> **WRITTEN INSTRUCTION**
Each line that holds the word "MÉDECINE" should be returned.
....
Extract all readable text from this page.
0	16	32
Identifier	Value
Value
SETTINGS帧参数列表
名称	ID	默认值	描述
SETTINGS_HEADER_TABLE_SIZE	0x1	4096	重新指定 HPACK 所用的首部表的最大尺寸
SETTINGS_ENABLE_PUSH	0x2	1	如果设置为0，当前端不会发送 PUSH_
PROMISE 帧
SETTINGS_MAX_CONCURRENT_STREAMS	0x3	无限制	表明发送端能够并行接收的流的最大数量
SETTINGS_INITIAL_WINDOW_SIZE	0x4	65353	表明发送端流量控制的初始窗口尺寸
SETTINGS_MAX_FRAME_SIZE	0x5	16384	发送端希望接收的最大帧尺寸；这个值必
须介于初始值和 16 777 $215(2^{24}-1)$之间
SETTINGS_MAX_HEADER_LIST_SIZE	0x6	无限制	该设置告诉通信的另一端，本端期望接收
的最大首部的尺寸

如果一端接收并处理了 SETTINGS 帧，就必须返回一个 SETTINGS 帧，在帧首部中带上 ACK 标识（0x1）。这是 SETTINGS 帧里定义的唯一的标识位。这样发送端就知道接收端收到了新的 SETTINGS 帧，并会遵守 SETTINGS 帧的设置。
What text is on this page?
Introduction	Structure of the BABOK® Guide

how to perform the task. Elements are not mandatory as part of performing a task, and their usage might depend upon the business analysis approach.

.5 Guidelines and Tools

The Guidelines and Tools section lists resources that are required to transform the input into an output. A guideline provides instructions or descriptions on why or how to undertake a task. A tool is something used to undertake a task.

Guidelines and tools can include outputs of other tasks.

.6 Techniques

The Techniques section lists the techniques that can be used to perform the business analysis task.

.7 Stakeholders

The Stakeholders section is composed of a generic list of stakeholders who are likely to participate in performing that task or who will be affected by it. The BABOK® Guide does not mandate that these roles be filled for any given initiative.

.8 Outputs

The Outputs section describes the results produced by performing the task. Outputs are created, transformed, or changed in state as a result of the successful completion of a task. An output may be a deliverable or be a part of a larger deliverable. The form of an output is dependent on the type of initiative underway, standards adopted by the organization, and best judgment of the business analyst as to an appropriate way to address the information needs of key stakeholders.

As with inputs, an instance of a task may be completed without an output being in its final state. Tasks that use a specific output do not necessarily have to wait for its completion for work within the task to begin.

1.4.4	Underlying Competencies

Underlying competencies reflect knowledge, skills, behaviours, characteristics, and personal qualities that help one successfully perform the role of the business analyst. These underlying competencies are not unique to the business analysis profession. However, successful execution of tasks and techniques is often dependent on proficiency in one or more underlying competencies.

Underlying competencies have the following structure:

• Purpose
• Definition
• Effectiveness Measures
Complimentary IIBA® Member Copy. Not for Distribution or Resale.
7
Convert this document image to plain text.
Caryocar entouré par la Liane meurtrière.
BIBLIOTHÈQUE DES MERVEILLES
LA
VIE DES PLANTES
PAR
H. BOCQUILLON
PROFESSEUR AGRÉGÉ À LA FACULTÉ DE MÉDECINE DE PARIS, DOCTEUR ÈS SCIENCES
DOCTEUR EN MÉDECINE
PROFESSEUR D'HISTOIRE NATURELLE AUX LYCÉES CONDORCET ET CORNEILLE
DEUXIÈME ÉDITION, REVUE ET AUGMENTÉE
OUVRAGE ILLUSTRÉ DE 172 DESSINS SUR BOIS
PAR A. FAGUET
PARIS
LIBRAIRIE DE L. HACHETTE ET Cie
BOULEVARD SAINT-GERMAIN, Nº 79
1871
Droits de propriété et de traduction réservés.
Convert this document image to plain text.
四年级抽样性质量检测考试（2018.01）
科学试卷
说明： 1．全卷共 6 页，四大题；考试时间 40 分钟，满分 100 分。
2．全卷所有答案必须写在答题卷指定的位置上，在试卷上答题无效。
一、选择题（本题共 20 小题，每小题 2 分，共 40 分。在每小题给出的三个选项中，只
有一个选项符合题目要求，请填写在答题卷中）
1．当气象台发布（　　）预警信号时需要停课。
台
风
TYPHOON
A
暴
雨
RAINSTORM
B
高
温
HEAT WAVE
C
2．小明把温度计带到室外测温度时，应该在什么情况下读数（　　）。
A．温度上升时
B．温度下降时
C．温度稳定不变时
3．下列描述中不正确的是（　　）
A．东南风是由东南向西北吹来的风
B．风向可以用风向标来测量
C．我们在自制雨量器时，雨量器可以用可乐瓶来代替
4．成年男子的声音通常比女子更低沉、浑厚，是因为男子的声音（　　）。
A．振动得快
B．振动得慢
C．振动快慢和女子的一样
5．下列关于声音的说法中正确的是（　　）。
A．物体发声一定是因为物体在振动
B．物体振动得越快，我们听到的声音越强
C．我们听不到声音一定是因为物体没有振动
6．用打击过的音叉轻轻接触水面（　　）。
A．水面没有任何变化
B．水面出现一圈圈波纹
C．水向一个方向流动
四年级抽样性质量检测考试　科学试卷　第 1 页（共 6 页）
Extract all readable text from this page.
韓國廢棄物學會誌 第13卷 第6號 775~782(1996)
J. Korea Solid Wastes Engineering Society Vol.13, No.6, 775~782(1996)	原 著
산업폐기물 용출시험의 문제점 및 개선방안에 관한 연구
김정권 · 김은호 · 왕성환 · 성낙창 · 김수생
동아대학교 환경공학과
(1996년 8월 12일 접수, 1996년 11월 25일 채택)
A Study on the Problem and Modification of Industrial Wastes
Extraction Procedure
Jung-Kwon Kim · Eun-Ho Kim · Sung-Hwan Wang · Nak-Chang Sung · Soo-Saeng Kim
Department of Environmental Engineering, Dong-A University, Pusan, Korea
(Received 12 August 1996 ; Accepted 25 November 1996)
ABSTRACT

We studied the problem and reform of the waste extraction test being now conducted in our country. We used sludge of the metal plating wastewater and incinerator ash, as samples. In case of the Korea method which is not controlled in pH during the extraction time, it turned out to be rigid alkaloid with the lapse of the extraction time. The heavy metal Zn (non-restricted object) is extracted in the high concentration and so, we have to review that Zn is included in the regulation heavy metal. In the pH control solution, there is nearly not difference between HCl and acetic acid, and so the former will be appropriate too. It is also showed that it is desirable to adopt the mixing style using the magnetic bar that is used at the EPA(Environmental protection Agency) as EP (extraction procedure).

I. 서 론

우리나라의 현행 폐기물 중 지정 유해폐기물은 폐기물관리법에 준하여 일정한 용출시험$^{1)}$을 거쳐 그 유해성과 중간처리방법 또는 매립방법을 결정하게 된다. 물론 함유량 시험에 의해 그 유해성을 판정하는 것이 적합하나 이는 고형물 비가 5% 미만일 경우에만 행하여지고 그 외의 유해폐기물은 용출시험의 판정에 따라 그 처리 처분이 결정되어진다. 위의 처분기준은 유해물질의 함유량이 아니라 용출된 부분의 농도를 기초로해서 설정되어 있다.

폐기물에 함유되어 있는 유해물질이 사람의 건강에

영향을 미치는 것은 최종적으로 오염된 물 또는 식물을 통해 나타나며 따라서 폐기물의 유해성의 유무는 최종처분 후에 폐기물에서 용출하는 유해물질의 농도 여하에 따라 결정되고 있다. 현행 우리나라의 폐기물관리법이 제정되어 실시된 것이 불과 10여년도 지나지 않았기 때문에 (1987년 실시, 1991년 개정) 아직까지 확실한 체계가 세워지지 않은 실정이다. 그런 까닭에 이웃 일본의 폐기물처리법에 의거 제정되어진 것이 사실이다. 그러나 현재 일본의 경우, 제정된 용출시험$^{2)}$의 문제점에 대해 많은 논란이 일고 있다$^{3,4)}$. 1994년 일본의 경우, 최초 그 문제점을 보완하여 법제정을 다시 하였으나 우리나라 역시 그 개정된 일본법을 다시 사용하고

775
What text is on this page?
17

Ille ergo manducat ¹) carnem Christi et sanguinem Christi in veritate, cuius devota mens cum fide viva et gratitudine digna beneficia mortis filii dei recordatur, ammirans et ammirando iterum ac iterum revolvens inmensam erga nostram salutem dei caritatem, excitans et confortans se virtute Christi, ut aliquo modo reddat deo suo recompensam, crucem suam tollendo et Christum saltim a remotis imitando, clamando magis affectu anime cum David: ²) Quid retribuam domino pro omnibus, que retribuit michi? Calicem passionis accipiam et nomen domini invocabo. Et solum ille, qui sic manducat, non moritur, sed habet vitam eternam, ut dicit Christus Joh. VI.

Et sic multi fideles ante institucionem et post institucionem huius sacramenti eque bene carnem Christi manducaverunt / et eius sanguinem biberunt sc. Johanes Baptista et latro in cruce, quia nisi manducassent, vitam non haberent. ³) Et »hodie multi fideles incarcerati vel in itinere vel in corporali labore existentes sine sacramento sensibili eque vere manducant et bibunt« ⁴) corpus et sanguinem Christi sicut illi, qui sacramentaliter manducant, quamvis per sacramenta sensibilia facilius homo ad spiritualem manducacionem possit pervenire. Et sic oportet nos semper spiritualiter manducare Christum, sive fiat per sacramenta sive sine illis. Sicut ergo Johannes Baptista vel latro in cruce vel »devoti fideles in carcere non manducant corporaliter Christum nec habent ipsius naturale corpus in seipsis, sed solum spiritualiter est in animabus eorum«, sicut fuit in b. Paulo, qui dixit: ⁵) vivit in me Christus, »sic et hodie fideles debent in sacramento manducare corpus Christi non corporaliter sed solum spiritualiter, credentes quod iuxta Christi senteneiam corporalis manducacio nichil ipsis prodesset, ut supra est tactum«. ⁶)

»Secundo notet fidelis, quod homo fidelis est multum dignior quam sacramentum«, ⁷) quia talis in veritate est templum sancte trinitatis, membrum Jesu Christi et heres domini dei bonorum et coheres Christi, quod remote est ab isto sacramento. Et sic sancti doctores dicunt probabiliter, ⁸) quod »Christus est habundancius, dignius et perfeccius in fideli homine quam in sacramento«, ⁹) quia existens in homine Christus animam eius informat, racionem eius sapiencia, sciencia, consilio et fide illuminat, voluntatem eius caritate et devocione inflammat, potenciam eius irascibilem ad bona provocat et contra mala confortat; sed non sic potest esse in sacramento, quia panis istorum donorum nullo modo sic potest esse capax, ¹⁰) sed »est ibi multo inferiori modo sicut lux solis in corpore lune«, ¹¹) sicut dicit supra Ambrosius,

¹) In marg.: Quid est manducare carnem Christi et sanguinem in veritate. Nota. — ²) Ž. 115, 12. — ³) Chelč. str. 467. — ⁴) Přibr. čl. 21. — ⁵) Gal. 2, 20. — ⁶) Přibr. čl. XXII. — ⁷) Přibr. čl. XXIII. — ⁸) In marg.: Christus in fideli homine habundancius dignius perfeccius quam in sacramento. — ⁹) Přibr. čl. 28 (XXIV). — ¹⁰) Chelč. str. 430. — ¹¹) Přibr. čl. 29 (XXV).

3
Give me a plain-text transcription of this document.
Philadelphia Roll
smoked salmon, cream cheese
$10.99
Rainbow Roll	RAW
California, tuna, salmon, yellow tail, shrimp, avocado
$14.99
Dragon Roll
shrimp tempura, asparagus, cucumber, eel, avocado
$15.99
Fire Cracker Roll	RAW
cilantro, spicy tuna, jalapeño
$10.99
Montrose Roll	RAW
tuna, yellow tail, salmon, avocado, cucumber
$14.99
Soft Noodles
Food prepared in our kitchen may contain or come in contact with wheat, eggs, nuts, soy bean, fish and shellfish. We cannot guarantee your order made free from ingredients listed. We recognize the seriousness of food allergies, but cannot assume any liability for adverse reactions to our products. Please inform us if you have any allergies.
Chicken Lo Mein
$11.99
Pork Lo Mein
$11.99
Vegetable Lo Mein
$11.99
....
> **SOLUTION TO THE PROBLEM**
PROFESSEUR AGRÉGÉ À LA FACULTÉ DE MÉDECINE DE PARIS, DOCTEUR ÈS SCIENCES
DOCTEUR EN MÉDECINE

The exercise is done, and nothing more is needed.